__Exercise details__. Search the data below for the string "plan". Extract every line that contains it.

━━ Recorded information

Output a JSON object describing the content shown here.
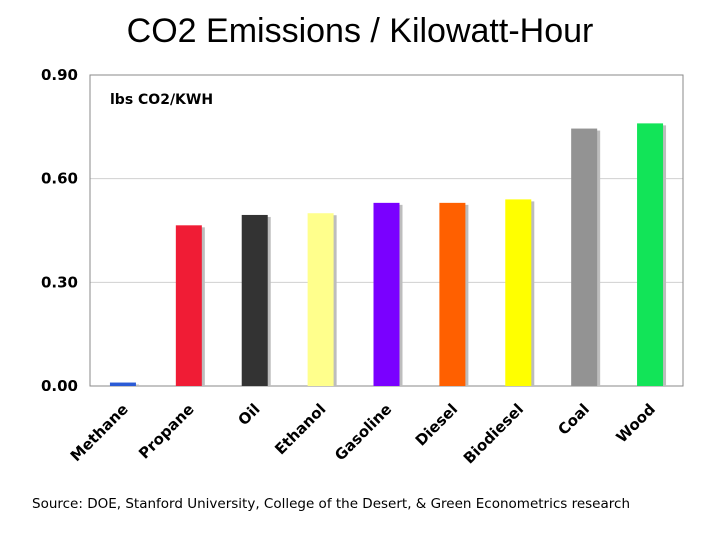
{
  "chart_data": {
    "type": "bar",
    "title": "CO2 Emissions / Kilowatt-Hour",
    "unit_label": "lbs CO2/KWH",
    "categories": [
      "Methane",
      "Propane",
      "Oil",
      "Ethanol",
      "Gasoline",
      "Diesel",
      "Biodiesel",
      "Coal",
      "Wood"
    ],
    "values": [
      0.01,
      0.465,
      0.495,
      0.5,
      0.53,
      0.53,
      0.54,
      0.745,
      0.76
    ],
    "colors": [
      "#2b5bd6",
      "#f01c35",
      "#333333",
      "#ffff8c",
      "#7a00ff",
      "#ff6000",
      "#ffff00",
      "#939393",
      "#12e458"
    ],
    "yticks": [
      "0.00",
      "0.30",
      "0.60",
      "0.90"
    ],
    "ylim": [
      0,
      0.9
    ],
    "grid": true,
    "xlabel": "",
    "ylabel": ""
  },
  "source": "Source: DOE, Stanford University, College of the Desert, & Green Econometrics research"
}
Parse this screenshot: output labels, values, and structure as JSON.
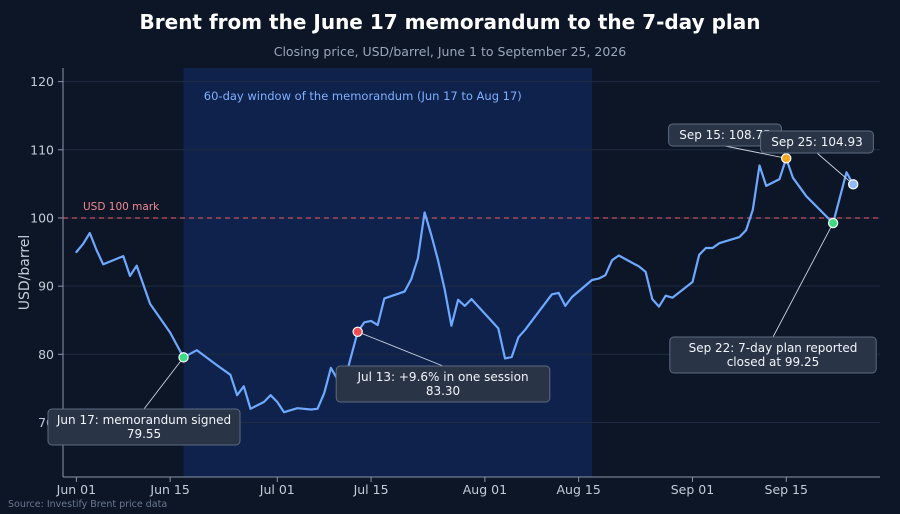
{
  "chart_data": {
    "type": "line",
    "title": "Brent from the June 17 memorandum to the 7-day plan",
    "subtitle": "Closing price, USD/barrel, June 1 to September 25, 2026",
    "ylabel": "USD/barrel",
    "xlabel": "",
    "source": "Source: Investify Brent price data",
    "xlim": [
      "2026-05-30",
      "2026-09-29"
    ],
    "ylim": [
      62,
      122
    ],
    "yticks": [
      70,
      80,
      90,
      100,
      110,
      120
    ],
    "xticks": [
      {
        "date": "2026-06-01",
        "label": "Jun 01"
      },
      {
        "date": "2026-06-15",
        "label": "Jun 15"
      },
      {
        "date": "2026-07-01",
        "label": "Jul 01"
      },
      {
        "date": "2026-07-15",
        "label": "Jul 15"
      },
      {
        "date": "2026-08-01",
        "label": "Aug 01"
      },
      {
        "date": "2026-08-15",
        "label": "Aug 15"
      },
      {
        "date": "2026-09-01",
        "label": "Sep 01"
      },
      {
        "date": "2026-09-15",
        "label": "Sep 15"
      }
    ],
    "grid": true,
    "series": [
      {
        "color": "#6ea8ff",
        "points": [
          [
            "2026-06-01",
            95.0
          ],
          [
            "2026-06-02",
            96.2
          ],
          [
            "2026-06-03",
            97.8
          ],
          [
            "2026-06-04",
            95.3
          ],
          [
            "2026-06-05",
            93.2
          ],
          [
            "2026-06-08",
            94.4
          ],
          [
            "2026-06-09",
            91.5
          ],
          [
            "2026-06-10",
            93.0
          ],
          [
            "2026-06-12",
            87.4
          ],
          [
            "2026-06-15",
            83.2
          ],
          [
            "2026-06-17",
            79.55
          ],
          [
            "2026-06-19",
            80.6
          ],
          [
            "2026-06-22",
            78.4
          ],
          [
            "2026-06-24",
            77.0
          ],
          [
            "2026-06-25",
            74.0
          ],
          [
            "2026-06-26",
            75.3
          ],
          [
            "2026-06-27",
            72.0
          ],
          [
            "2026-06-29",
            73.0
          ],
          [
            "2026-06-30",
            74.0
          ],
          [
            "2026-07-01",
            73.0
          ],
          [
            "2026-07-02",
            71.5
          ],
          [
            "2026-07-04",
            72.1
          ],
          [
            "2026-07-06",
            71.9
          ],
          [
            "2026-07-07",
            72.0
          ],
          [
            "2026-07-08",
            74.3
          ],
          [
            "2026-07-09",
            78.0
          ],
          [
            "2026-07-10",
            76.3
          ],
          [
            "2026-07-11",
            76.0
          ],
          [
            "2026-07-13",
            83.3
          ],
          [
            "2026-07-14",
            84.7
          ],
          [
            "2026-07-15",
            84.9
          ],
          [
            "2026-07-16",
            84.3
          ],
          [
            "2026-07-17",
            88.2
          ],
          [
            "2026-07-20",
            89.2
          ],
          [
            "2026-07-21",
            91.0
          ],
          [
            "2026-07-22",
            94.1
          ],
          [
            "2026-07-23",
            100.8
          ],
          [
            "2026-07-24",
            97.5
          ],
          [
            "2026-07-25",
            93.8
          ],
          [
            "2026-07-26",
            89.5
          ],
          [
            "2026-07-27",
            84.2
          ],
          [
            "2026-07-28",
            88.0
          ],
          [
            "2026-07-29",
            87.1
          ],
          [
            "2026-07-30",
            88.1
          ],
          [
            "2026-08-03",
            83.8
          ],
          [
            "2026-08-04",
            79.4
          ],
          [
            "2026-08-05",
            79.6
          ],
          [
            "2026-08-06",
            82.5
          ],
          [
            "2026-08-07",
            83.6
          ],
          [
            "2026-08-11",
            88.8
          ],
          [
            "2026-08-12",
            89.0
          ],
          [
            "2026-08-13",
            87.1
          ],
          [
            "2026-08-14",
            88.4
          ],
          [
            "2026-08-17",
            90.9
          ],
          [
            "2026-08-18",
            91.1
          ],
          [
            "2026-08-19",
            91.6
          ],
          [
            "2026-08-20",
            93.8
          ],
          [
            "2026-08-21",
            94.5
          ],
          [
            "2026-08-24",
            92.9
          ],
          [
            "2026-08-25",
            92.1
          ],
          [
            "2026-08-26",
            88.1
          ],
          [
            "2026-08-27",
            87.0
          ],
          [
            "2026-08-28",
            88.6
          ],
          [
            "2026-08-29",
            88.3
          ],
          [
            "2026-09-01",
            90.6
          ],
          [
            "2026-09-02",
            94.6
          ],
          [
            "2026-09-03",
            95.6
          ],
          [
            "2026-09-04",
            95.6
          ],
          [
            "2026-09-05",
            96.3
          ],
          [
            "2026-09-08",
            97.2
          ],
          [
            "2026-09-09",
            98.2
          ],
          [
            "2026-09-10",
            101.2
          ],
          [
            "2026-09-11",
            107.7
          ],
          [
            "2026-09-12",
            104.7
          ],
          [
            "2026-09-14",
            105.7
          ],
          [
            "2026-09-15",
            108.75
          ],
          [
            "2026-09-16",
            105.9
          ],
          [
            "2026-09-18",
            103.2
          ],
          [
            "2026-09-22",
            99.25
          ],
          [
            "2026-09-24",
            106.7
          ],
          [
            "2026-09-25",
            104.93
          ]
        ]
      }
    ],
    "reference_line": {
      "value": 100,
      "label": "USD 100 mark",
      "color": "#e05a66"
    },
    "shaded_window": {
      "start": "2026-06-17",
      "end": "2026-08-17",
      "label": "60-day window of the memorandum (Jun 17 to Aug 17)"
    },
    "highlights": [
      {
        "date": "2026-06-17",
        "value": 79.55,
        "color": "#3ddc84",
        "lines": [
          "Jun 17: memorandum signed",
          "79.55"
        ]
      },
      {
        "date": "2026-07-13",
        "value": 83.3,
        "color": "#ef4e54",
        "lines": [
          "Jul 13: +9.6% in one session",
          "83.30"
        ]
      },
      {
        "date": "2026-09-15",
        "value": 108.75,
        "color": "#f5a623",
        "lines": [
          "Sep 15: 108.75"
        ]
      },
      {
        "date": "2026-09-25",
        "value": 104.93,
        "color": "#8fbaff",
        "lines": [
          "Sep 25: 104.93"
        ]
      },
      {
        "date": "2026-09-22",
        "value": 99.25,
        "color": "#3ddc84",
        "lines": [
          "Sep 22: 7-day plan reported",
          "closed at 99.25"
        ]
      }
    ]
  }
}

━━━━

__Exercise output__.
    "title": "Brent from the June 17 memorandum to the 7-day plan",
          "Sep 22: 7-day plan reported",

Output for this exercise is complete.